→ Stated exercise
In the data below, find every line with the string "Detener" and pull it out.

→ Data for this exercise

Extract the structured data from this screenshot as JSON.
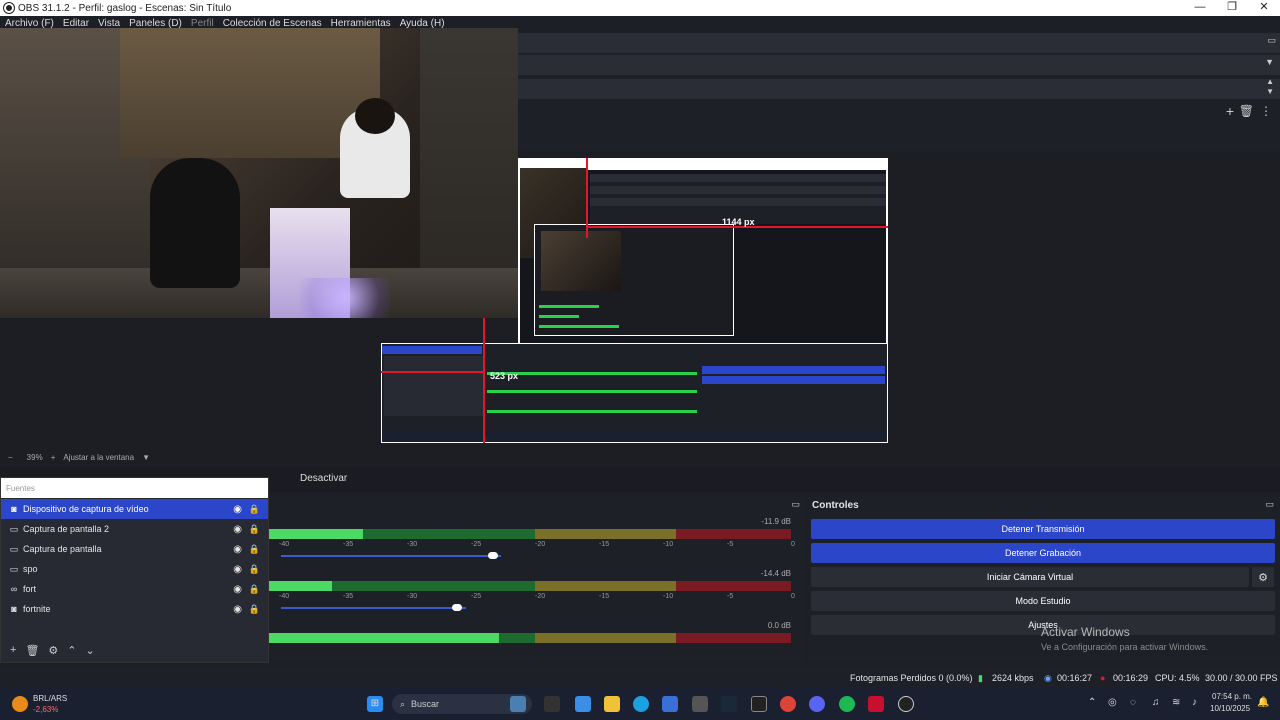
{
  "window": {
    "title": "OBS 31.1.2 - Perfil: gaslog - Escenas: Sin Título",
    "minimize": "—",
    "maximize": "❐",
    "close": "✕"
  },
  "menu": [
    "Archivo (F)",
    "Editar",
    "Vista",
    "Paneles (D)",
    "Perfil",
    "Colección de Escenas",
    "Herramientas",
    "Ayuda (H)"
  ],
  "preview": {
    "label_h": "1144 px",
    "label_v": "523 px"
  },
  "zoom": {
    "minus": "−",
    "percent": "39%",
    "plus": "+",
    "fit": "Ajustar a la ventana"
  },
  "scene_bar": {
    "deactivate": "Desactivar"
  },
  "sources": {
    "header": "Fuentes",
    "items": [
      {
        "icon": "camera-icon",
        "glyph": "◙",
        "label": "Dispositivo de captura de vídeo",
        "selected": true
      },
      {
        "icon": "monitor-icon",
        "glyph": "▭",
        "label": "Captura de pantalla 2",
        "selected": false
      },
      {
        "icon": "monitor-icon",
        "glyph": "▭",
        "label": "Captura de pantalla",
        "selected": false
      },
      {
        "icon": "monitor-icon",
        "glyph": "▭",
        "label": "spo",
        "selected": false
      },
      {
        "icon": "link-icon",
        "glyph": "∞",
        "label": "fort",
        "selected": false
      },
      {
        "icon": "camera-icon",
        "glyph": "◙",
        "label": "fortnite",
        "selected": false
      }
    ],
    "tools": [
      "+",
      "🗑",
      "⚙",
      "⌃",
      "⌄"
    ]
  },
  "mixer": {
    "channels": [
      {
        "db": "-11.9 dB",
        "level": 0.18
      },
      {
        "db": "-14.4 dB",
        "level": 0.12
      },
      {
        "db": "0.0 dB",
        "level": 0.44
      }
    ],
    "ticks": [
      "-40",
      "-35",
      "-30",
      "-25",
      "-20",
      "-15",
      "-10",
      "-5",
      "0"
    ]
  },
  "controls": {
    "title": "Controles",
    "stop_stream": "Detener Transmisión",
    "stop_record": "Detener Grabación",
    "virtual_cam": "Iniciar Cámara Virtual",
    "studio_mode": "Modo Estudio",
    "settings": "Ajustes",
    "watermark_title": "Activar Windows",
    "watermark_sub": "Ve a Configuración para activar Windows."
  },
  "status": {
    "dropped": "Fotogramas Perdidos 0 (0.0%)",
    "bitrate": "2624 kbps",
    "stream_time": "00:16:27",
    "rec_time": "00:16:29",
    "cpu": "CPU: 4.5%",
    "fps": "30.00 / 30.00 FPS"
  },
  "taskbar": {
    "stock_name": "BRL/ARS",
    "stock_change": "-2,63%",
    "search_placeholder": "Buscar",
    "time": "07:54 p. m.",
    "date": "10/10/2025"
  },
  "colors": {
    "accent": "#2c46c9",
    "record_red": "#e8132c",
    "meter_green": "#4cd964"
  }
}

→ Solution
    "stop_stream": "Detener Transmisión",
    "stop_record": "Detener Grabación",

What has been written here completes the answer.